§ **THE PROBLEM**:
Copy out each line in the material below that has the word "unpaid".

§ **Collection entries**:
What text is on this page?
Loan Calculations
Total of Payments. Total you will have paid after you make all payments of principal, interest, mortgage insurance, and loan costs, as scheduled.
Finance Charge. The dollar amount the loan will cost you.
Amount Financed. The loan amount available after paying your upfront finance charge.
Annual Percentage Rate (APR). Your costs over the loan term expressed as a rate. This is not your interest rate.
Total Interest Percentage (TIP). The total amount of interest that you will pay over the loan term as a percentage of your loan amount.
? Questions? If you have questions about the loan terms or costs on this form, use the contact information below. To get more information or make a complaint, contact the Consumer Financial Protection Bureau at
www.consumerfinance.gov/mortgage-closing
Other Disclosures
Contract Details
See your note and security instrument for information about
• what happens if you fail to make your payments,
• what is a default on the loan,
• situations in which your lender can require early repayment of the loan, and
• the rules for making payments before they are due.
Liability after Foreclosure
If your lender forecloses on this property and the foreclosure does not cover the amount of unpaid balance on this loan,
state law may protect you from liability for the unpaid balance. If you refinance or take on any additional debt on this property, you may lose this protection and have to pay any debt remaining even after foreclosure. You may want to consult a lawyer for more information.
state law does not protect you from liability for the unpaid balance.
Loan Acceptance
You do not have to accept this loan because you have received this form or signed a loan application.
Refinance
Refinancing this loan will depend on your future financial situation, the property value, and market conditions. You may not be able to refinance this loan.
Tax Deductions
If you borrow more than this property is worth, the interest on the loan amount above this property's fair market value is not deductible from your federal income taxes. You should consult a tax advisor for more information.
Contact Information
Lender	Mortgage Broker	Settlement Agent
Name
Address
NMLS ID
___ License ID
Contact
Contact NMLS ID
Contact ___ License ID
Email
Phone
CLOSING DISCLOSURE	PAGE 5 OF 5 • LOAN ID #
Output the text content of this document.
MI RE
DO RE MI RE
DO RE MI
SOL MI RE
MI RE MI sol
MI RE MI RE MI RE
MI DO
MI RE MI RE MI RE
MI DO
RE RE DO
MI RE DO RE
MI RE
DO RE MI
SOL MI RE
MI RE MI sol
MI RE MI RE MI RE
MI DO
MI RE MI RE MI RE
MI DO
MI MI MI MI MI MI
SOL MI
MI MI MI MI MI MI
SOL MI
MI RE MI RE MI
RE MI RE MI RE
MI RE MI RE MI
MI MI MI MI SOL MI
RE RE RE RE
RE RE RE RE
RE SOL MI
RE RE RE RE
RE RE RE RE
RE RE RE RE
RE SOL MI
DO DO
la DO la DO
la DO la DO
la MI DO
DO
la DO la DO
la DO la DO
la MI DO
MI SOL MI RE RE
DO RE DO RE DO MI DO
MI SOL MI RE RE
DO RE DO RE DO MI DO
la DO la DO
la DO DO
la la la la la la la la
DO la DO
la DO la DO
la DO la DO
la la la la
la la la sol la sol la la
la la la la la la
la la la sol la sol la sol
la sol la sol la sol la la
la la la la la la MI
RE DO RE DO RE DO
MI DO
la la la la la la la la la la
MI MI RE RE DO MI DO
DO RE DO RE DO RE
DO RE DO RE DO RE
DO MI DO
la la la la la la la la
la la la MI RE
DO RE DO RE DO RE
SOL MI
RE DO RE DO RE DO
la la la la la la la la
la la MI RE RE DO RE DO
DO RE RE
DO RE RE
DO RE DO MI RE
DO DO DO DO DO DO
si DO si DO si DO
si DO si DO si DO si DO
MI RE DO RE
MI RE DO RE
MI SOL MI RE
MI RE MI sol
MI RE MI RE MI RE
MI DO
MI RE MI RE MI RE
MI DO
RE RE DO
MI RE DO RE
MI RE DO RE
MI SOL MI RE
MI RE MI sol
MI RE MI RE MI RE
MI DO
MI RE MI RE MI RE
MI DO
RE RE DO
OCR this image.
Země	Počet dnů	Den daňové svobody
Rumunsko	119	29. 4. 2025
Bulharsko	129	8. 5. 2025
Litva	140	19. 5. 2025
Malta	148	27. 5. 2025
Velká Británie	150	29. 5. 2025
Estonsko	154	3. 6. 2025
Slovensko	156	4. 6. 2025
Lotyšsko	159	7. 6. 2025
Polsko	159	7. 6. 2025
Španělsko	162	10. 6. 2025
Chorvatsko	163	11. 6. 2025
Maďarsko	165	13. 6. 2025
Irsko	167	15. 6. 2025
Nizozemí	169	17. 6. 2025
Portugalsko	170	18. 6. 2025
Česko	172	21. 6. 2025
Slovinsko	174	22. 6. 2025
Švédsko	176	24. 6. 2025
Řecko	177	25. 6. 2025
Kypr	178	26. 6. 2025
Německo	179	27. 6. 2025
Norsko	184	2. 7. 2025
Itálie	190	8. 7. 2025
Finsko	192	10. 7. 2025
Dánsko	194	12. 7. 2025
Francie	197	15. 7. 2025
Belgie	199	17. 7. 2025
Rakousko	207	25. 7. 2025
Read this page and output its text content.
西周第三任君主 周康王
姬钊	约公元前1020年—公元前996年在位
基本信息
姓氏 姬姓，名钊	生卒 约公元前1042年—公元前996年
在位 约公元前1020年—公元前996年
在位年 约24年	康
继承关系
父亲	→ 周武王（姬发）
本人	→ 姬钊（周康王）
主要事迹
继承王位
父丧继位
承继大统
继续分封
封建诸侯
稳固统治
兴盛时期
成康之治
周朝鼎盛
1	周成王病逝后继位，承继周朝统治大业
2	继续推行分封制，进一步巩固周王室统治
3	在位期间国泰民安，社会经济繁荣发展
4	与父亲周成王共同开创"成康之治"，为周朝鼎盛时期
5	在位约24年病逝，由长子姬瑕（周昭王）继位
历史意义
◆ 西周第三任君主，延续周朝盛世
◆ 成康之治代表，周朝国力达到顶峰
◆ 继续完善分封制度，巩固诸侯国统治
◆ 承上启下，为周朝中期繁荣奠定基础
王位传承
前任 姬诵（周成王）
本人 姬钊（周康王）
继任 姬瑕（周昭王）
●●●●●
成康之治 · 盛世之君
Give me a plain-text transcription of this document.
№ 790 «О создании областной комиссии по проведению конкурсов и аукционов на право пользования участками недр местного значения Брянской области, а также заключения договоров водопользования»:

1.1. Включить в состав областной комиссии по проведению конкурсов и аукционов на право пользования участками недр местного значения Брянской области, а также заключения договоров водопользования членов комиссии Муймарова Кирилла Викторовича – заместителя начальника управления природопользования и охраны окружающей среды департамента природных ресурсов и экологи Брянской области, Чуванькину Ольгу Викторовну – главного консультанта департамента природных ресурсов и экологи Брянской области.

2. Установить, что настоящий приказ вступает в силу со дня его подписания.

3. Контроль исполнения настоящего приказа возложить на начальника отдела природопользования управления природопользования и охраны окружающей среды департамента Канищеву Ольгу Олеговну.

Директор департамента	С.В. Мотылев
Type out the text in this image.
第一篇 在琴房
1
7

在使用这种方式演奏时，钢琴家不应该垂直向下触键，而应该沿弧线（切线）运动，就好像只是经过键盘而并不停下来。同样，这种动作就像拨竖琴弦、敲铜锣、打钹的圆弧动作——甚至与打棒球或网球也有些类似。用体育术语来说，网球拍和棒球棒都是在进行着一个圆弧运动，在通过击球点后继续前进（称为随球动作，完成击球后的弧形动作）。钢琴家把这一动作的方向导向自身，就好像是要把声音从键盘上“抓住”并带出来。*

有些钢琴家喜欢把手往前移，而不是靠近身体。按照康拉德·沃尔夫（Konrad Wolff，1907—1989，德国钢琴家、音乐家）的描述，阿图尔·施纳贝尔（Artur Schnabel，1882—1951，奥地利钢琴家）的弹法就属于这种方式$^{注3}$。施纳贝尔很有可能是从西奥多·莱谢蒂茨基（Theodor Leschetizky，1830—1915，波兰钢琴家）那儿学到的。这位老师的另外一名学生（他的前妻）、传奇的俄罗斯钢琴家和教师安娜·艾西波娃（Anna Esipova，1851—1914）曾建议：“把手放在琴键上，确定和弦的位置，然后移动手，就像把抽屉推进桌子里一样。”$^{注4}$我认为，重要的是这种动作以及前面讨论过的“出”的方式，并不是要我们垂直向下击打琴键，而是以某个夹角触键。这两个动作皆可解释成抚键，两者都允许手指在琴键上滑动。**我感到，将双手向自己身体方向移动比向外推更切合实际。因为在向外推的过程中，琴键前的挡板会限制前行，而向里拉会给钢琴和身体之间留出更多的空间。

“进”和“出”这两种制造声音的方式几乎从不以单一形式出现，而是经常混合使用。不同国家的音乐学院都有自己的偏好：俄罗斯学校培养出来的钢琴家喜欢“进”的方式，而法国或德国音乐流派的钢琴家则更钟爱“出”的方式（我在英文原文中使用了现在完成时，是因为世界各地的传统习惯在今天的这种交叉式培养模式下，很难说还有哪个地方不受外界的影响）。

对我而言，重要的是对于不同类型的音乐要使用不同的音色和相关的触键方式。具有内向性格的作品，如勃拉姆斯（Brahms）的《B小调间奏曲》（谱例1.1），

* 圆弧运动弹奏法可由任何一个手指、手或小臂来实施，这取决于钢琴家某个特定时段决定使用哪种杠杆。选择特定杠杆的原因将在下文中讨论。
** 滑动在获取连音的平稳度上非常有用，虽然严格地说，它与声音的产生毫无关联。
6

§ **COMPLETED EXERCISE**:
If your lender forecloses on this property and the foreclosure does not cover the amount of unpaid balance on this loan,
state law may protect you from liability for the unpaid balance. If you refinance or take on any additional debt on this property, you may lose this protection and have to pay any debt remaining even after foreclosure. You may want to consult a lawyer for more information.
state law does not protect you from liability for the unpaid balance.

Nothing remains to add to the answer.